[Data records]
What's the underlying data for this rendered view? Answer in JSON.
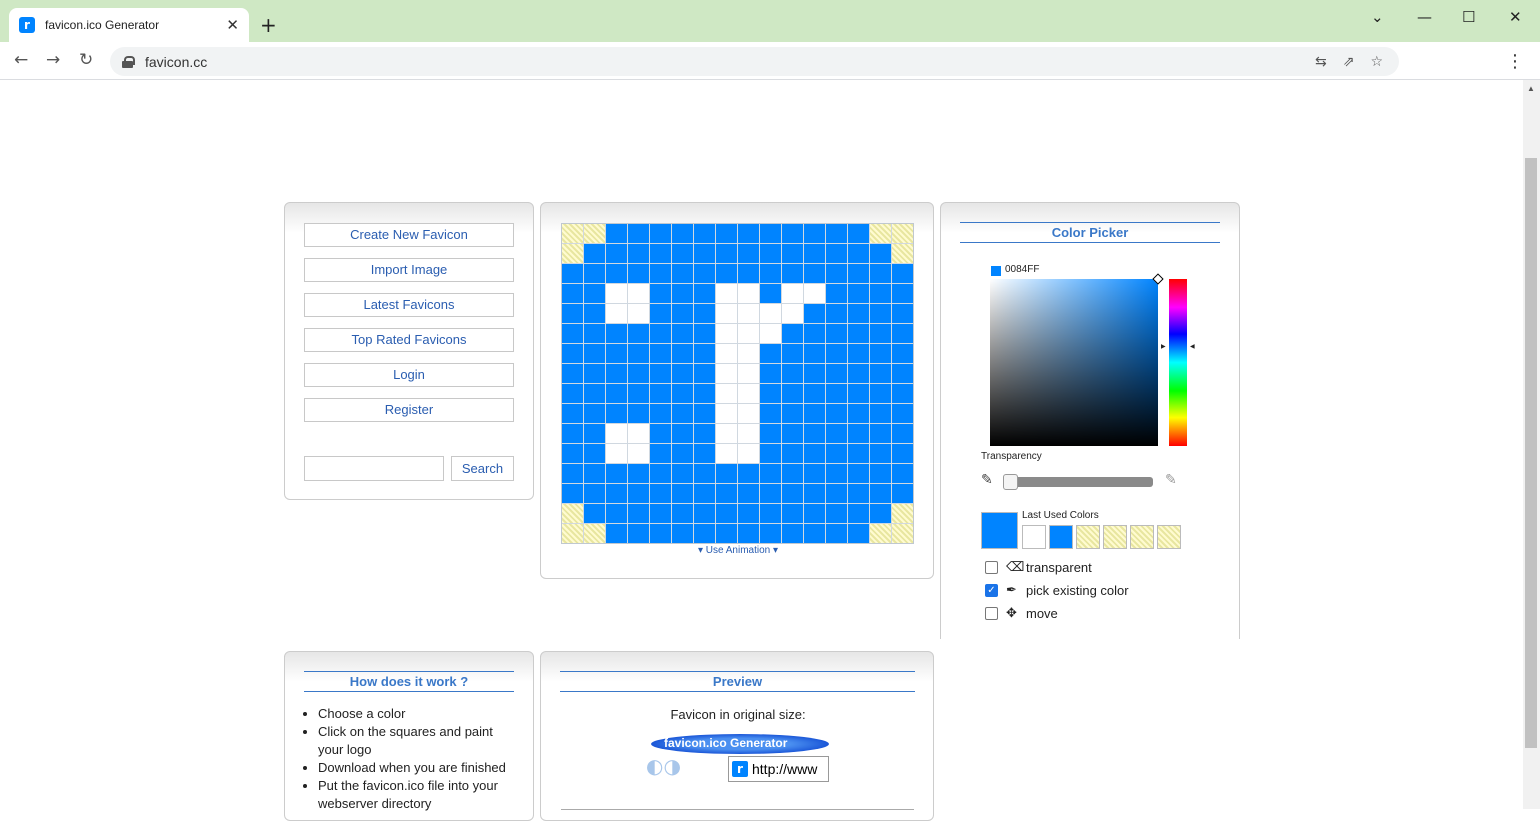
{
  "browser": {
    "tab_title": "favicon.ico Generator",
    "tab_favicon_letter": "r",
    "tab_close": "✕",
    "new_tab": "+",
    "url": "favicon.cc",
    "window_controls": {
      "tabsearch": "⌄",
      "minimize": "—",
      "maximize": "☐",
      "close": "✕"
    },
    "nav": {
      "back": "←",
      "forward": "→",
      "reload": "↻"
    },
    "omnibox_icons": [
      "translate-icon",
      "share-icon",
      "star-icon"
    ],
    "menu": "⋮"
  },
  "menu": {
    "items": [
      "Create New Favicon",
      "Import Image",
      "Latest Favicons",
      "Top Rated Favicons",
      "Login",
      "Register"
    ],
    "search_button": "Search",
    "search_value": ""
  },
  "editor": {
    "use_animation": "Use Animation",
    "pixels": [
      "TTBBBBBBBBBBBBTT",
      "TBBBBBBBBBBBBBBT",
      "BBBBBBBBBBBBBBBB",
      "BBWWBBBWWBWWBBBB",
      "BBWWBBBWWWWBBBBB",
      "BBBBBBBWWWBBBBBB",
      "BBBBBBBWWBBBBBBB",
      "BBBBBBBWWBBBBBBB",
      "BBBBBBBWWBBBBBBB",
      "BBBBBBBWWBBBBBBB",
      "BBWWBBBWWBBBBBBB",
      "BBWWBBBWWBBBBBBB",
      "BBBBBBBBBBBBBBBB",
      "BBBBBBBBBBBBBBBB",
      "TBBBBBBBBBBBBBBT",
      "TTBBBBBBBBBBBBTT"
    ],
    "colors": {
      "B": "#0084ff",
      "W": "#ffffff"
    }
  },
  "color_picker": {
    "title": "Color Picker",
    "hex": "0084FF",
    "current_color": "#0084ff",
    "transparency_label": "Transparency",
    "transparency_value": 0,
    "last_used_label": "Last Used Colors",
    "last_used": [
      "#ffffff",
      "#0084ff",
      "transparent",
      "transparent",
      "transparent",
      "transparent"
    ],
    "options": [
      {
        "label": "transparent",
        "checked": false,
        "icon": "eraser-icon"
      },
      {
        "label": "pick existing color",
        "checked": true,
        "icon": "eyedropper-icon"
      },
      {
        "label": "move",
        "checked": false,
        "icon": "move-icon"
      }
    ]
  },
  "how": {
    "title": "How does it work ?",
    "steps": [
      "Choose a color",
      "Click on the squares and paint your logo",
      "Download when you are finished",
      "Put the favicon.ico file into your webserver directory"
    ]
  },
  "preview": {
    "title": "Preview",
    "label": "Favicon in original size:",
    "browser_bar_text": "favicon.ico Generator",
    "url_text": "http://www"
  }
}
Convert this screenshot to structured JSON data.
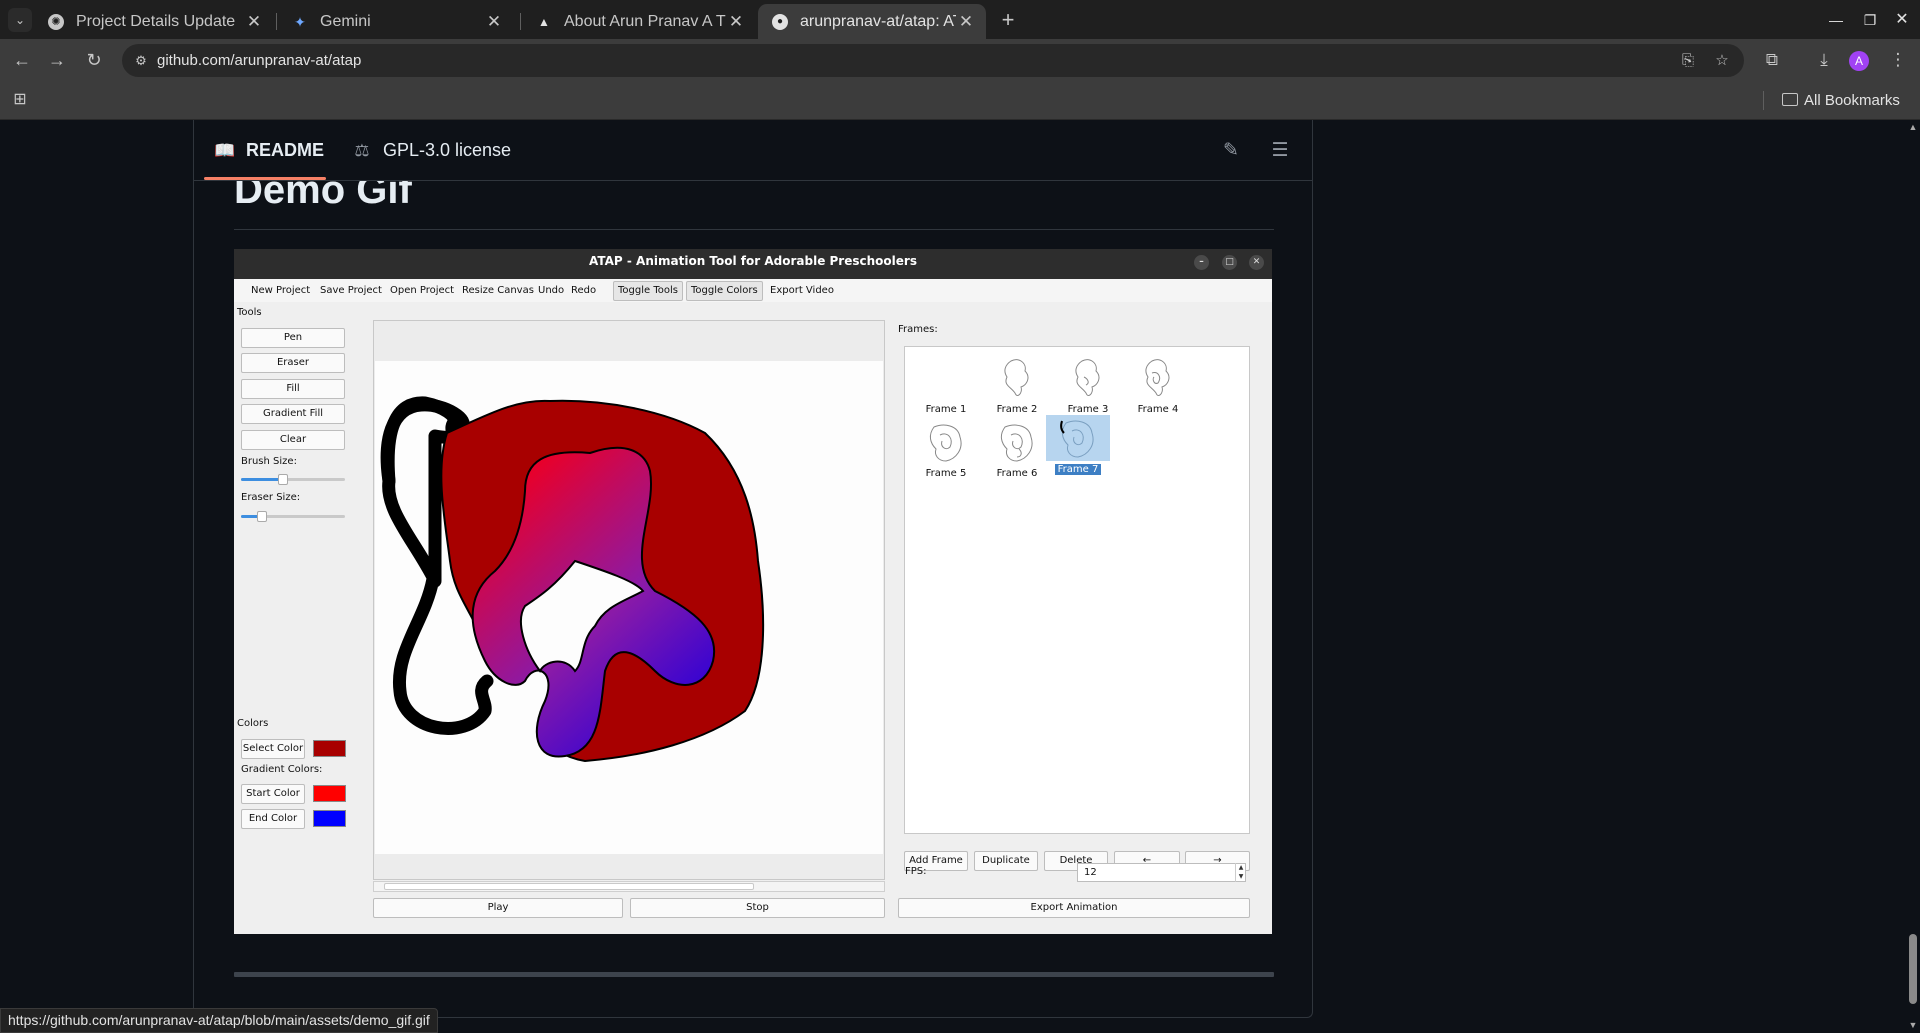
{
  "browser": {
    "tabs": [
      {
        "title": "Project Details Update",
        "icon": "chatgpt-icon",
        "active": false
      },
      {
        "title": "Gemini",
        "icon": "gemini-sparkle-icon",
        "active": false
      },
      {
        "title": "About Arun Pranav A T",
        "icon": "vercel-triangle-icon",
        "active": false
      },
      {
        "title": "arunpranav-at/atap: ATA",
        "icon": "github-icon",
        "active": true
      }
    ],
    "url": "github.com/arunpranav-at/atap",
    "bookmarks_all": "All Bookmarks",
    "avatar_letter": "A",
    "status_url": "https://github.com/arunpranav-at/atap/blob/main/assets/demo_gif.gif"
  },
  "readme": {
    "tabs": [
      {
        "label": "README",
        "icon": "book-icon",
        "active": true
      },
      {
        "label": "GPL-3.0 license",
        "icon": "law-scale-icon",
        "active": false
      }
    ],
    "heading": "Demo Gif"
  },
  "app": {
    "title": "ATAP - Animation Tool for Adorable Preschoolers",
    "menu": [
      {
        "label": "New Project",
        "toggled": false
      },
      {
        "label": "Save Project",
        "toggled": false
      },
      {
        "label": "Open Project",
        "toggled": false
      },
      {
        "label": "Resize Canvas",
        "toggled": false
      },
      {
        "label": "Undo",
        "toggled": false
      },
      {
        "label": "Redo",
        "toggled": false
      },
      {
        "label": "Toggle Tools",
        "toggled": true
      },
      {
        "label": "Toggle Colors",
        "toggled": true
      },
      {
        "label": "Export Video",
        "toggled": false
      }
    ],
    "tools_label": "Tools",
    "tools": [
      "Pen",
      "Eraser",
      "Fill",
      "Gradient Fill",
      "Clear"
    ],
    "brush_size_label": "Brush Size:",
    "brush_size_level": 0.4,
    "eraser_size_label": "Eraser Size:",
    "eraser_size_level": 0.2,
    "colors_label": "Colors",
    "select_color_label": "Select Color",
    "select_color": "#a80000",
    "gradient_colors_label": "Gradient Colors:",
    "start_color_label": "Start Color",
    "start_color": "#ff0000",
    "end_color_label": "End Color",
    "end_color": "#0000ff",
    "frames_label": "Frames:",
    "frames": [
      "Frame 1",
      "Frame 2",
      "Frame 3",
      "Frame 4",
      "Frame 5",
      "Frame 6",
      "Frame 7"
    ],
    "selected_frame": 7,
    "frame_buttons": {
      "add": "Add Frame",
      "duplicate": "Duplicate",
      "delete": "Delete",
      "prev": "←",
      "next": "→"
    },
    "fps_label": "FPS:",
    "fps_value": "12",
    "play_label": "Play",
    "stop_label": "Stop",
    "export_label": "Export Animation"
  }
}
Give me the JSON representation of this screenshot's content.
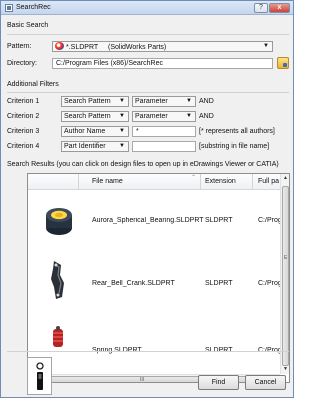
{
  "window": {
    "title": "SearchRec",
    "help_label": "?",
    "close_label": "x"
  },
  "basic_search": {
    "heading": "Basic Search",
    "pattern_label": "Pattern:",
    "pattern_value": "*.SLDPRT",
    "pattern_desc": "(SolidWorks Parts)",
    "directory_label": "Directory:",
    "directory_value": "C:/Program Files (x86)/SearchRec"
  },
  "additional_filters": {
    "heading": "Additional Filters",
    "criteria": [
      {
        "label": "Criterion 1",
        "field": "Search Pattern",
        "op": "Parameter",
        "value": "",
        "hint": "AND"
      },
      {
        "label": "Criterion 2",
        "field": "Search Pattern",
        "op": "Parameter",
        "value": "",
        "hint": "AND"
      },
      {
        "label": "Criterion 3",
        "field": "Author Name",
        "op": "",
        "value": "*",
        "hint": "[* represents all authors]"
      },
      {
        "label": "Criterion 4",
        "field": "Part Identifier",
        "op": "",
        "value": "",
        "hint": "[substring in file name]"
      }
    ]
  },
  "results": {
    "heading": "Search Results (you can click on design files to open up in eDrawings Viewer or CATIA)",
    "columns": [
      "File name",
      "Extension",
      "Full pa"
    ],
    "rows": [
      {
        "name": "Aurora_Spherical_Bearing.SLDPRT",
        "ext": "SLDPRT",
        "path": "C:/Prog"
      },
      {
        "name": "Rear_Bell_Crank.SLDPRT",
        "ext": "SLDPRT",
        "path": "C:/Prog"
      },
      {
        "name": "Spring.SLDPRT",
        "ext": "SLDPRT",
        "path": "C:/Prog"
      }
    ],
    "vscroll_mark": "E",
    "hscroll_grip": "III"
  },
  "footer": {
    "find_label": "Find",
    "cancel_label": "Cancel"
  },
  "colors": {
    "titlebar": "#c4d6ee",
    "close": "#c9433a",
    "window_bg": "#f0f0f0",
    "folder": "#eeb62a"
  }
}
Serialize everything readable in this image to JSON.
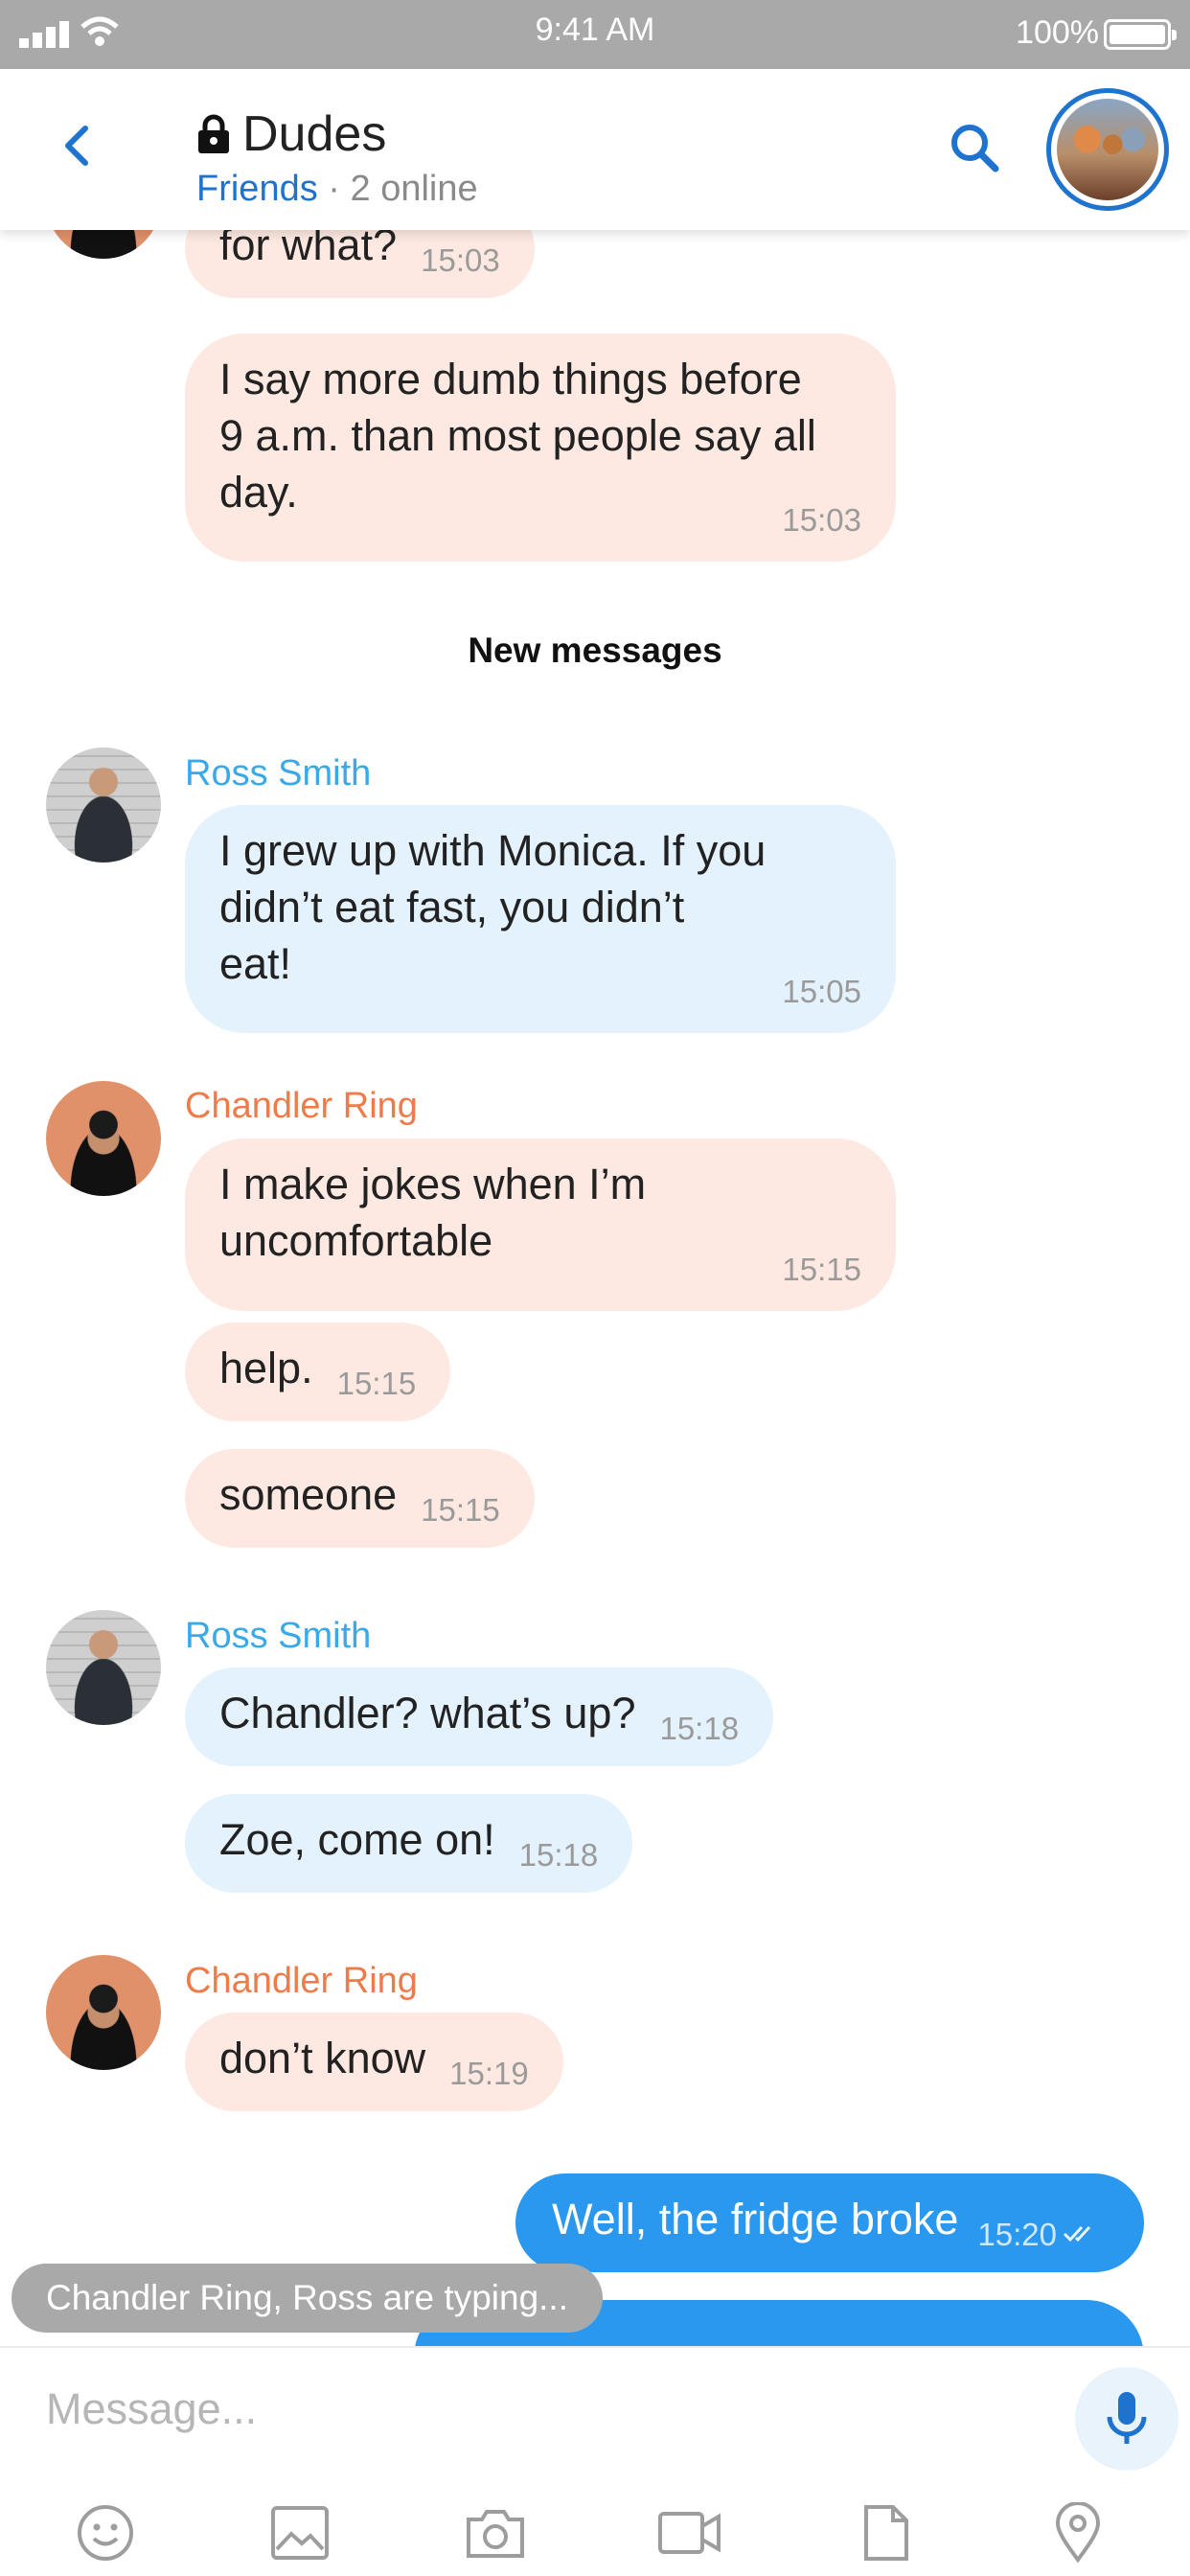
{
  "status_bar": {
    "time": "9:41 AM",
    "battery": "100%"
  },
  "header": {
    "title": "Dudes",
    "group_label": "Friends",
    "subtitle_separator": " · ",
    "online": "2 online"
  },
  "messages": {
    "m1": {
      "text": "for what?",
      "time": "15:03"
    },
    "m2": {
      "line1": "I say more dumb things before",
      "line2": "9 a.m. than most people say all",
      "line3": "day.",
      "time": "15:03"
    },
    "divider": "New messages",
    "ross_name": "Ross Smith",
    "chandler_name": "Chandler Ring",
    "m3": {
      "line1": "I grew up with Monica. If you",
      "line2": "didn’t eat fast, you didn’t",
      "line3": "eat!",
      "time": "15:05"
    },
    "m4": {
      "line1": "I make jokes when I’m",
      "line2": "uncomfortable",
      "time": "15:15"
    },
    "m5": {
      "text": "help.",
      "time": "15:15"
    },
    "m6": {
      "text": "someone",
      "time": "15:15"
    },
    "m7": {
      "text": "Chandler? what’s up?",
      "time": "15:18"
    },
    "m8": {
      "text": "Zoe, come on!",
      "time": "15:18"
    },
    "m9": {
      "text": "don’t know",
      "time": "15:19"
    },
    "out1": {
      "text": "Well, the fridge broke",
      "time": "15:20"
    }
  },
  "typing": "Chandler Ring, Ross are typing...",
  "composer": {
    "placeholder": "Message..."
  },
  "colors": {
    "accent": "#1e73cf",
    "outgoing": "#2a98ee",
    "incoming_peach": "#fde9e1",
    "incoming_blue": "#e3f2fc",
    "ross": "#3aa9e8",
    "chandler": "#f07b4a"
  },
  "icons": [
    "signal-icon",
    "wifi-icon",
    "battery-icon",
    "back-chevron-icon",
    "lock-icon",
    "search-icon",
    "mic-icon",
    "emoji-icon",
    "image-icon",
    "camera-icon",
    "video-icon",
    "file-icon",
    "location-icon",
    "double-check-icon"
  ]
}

TASK GOAL.
Say how many lines of the data include the word "screenshot". Respond with the number alone.

SOLVED PROBLEM.
2